■ Written instruction
Write out each record below exactly as it appears, with no pictures.

■ Dataset records
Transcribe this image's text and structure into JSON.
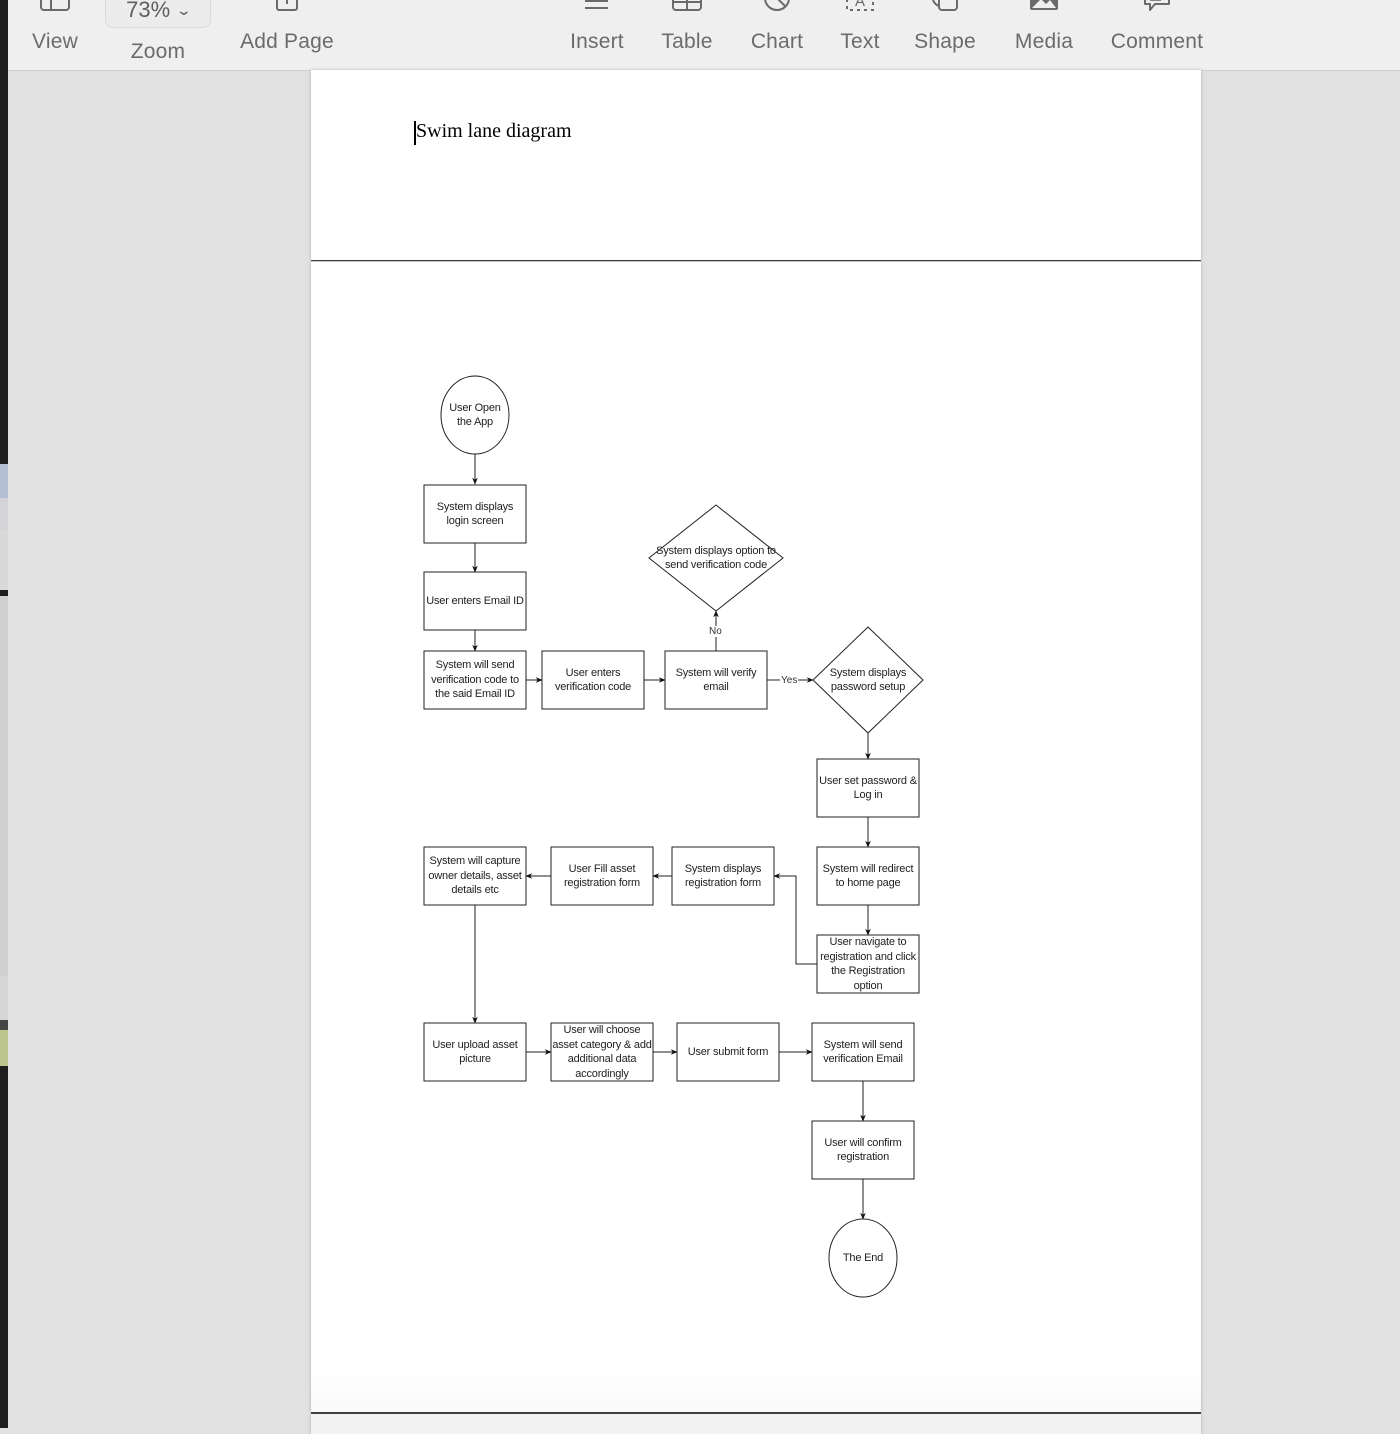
{
  "toolbar": {
    "items": [
      {
        "label": "View",
        "icon": "sidebar-view-icon"
      },
      {
        "label": "Zoom",
        "icon": "zoom-dropdown",
        "value": "73%"
      },
      {
        "label": "Add Page",
        "icon": "add-page-icon"
      },
      {
        "label": "Insert",
        "icon": "insert-icon"
      },
      {
        "label": "Table",
        "icon": "table-icon"
      },
      {
        "label": "Chart",
        "icon": "chart-icon"
      },
      {
        "label": "Text",
        "icon": "text-box-icon"
      },
      {
        "label": "Shape",
        "icon": "shape-icon"
      },
      {
        "label": "Media",
        "icon": "media-icon"
      },
      {
        "label": "Comment",
        "icon": "comment-icon"
      }
    ],
    "zoom_value": "73%"
  },
  "document": {
    "title_text": "Swim lane diagram"
  },
  "diagram": {
    "nodes": [
      {
        "id": "start",
        "shape": "ellipse",
        "text": "User Open the App"
      },
      {
        "id": "login",
        "shape": "rect",
        "text": "System displays login screen"
      },
      {
        "id": "email",
        "shape": "rect",
        "text": "User enters Email ID"
      },
      {
        "id": "sendcode",
        "shape": "rect",
        "text": "System will send verification code to the said Email ID"
      },
      {
        "id": "entercode",
        "shape": "rect",
        "text": "User enters verification code"
      },
      {
        "id": "verify",
        "shape": "rect",
        "text": "System will verify email"
      },
      {
        "id": "resend",
        "shape": "diamond",
        "text": "System displays option to send verification code"
      },
      {
        "id": "pwsetup",
        "shape": "diamond",
        "text": "System displays password setup"
      },
      {
        "id": "setpw",
        "shape": "rect",
        "text": "User set password & Log in"
      },
      {
        "id": "home",
        "shape": "rect",
        "text": "System will redirect to home page"
      },
      {
        "id": "navreg",
        "shape": "rect",
        "text": "User navigate to registration and click the Registration option"
      },
      {
        "id": "regform",
        "shape": "rect",
        "text": "System displays registration form"
      },
      {
        "id": "fillform",
        "shape": "rect",
        "text": "User Fill asset registration form"
      },
      {
        "id": "capture",
        "shape": "rect",
        "text": "System will capture owner details, asset details etc"
      },
      {
        "id": "upload",
        "shape": "rect",
        "text": "User upload asset picture"
      },
      {
        "id": "category",
        "shape": "rect",
        "text": "User will choose asset category & add additional data accordingly"
      },
      {
        "id": "submit",
        "shape": "rect",
        "text": "User submit form"
      },
      {
        "id": "sendemail",
        "shape": "rect",
        "text": "System will send verification Email"
      },
      {
        "id": "confirm",
        "shape": "rect",
        "text": "User will confirm registration"
      },
      {
        "id": "end",
        "shape": "ellipse",
        "text": "The End"
      }
    ],
    "edges": [
      {
        "from": "start",
        "to": "login",
        "label": ""
      },
      {
        "from": "login",
        "to": "email",
        "label": ""
      },
      {
        "from": "email",
        "to": "sendcode",
        "label": ""
      },
      {
        "from": "sendcode",
        "to": "entercode",
        "label": ""
      },
      {
        "from": "entercode",
        "to": "verify",
        "label": ""
      },
      {
        "from": "verify",
        "to": "resend",
        "label": "No"
      },
      {
        "from": "verify",
        "to": "pwsetup",
        "label": "Yes"
      },
      {
        "from": "pwsetup",
        "to": "setpw",
        "label": ""
      },
      {
        "from": "setpw",
        "to": "home",
        "label": ""
      },
      {
        "from": "home",
        "to": "navreg",
        "label": ""
      },
      {
        "from": "navreg",
        "to": "regform",
        "label": ""
      },
      {
        "from": "regform",
        "to": "fillform",
        "label": ""
      },
      {
        "from": "fillform",
        "to": "capture",
        "label": ""
      },
      {
        "from": "capture",
        "to": "upload",
        "label": ""
      },
      {
        "from": "upload",
        "to": "category",
        "label": ""
      },
      {
        "from": "category",
        "to": "submit",
        "label": ""
      },
      {
        "from": "submit",
        "to": "sendemail",
        "label": ""
      },
      {
        "from": "sendemail",
        "to": "confirm",
        "label": ""
      },
      {
        "from": "confirm",
        "to": "end",
        "label": ""
      }
    ]
  }
}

■ Answer in full
Transcribe this image's text and structure into JSON.
{
  "toolbar": {
    "items": [
      {
        "label": "View",
        "icon": "sidebar-view-icon"
      },
      {
        "label": "Zoom",
        "icon": "zoom-dropdown",
        "value": "73%"
      },
      {
        "label": "Add Page",
        "icon": "add-page-icon"
      },
      {
        "label": "Insert",
        "icon": "insert-icon"
      },
      {
        "label": "Table",
        "icon": "table-icon"
      },
      {
        "label": "Chart",
        "icon": "chart-icon"
      },
      {
        "label": "Text",
        "icon": "text-box-icon"
      },
      {
        "label": "Shape",
        "icon": "shape-icon"
      },
      {
        "label": "Media",
        "icon": "media-icon"
      },
      {
        "label": "Comment",
        "icon": "comment-icon"
      }
    ],
    "zoom_value": "73%"
  },
  "document": {
    "title_text": "Swim lane diagram"
  },
  "diagram": {
    "nodes": [
      {
        "id": "start",
        "shape": "ellipse",
        "text": "User Open the App"
      },
      {
        "id": "login",
        "shape": "rect",
        "text": "System displays login screen"
      },
      {
        "id": "email",
        "shape": "rect",
        "text": "User enters Email ID"
      },
      {
        "id": "sendcode",
        "shape": "rect",
        "text": "System will send verification code to the said Email ID"
      },
      {
        "id": "entercode",
        "shape": "rect",
        "text": "User enters verification code"
      },
      {
        "id": "verify",
        "shape": "rect",
        "text": "System will verify email"
      },
      {
        "id": "resend",
        "shape": "diamond",
        "text": "System displays option to send verification code"
      },
      {
        "id": "pwsetup",
        "shape": "diamond",
        "text": "System displays password setup"
      },
      {
        "id": "setpw",
        "shape": "rect",
        "text": "User set password & Log in"
      },
      {
        "id": "home",
        "shape": "rect",
        "text": "System will redirect to home page"
      },
      {
        "id": "navreg",
        "shape": "rect",
        "text": "User navigate to registration and click the Registration option"
      },
      {
        "id": "regform",
        "shape": "rect",
        "text": "System displays registration form"
      },
      {
        "id": "fillform",
        "shape": "rect",
        "text": "User Fill asset registration form"
      },
      {
        "id": "capture",
        "shape": "rect",
        "text": "System will capture owner details, asset details etc"
      },
      {
        "id": "upload",
        "shape": "rect",
        "text": "User upload asset picture"
      },
      {
        "id": "category",
        "shape": "rect",
        "text": "User will choose asset category & add additional data accordingly"
      },
      {
        "id": "submit",
        "shape": "rect",
        "text": "User submit form"
      },
      {
        "id": "sendemail",
        "shape": "rect",
        "text": "System will send verification Email"
      },
      {
        "id": "confirm",
        "shape": "rect",
        "text": "User will confirm registration"
      },
      {
        "id": "end",
        "shape": "ellipse",
        "text": "The End"
      }
    ],
    "edges": [
      {
        "from": "start",
        "to": "login",
        "label": ""
      },
      {
        "from": "login",
        "to": "email",
        "label": ""
      },
      {
        "from": "email",
        "to": "sendcode",
        "label": ""
      },
      {
        "from": "sendcode",
        "to": "entercode",
        "label": ""
      },
      {
        "from": "entercode",
        "to": "verify",
        "label": ""
      },
      {
        "from": "verify",
        "to": "resend",
        "label": "No"
      },
      {
        "from": "verify",
        "to": "pwsetup",
        "label": "Yes"
      },
      {
        "from": "pwsetup",
        "to": "setpw",
        "label": ""
      },
      {
        "from": "setpw",
        "to": "home",
        "label": ""
      },
      {
        "from": "home",
        "to": "navreg",
        "label": ""
      },
      {
        "from": "navreg",
        "to": "regform",
        "label": ""
      },
      {
        "from": "regform",
        "to": "fillform",
        "label": ""
      },
      {
        "from": "fillform",
        "to": "capture",
        "label": ""
      },
      {
        "from": "capture",
        "to": "upload",
        "label": ""
      },
      {
        "from": "upload",
        "to": "category",
        "label": ""
      },
      {
        "from": "category",
        "to": "submit",
        "label": ""
      },
      {
        "from": "submit",
        "to": "sendemail",
        "label": ""
      },
      {
        "from": "sendemail",
        "to": "confirm",
        "label": ""
      },
      {
        "from": "confirm",
        "to": "end",
        "label": ""
      }
    ]
  }
}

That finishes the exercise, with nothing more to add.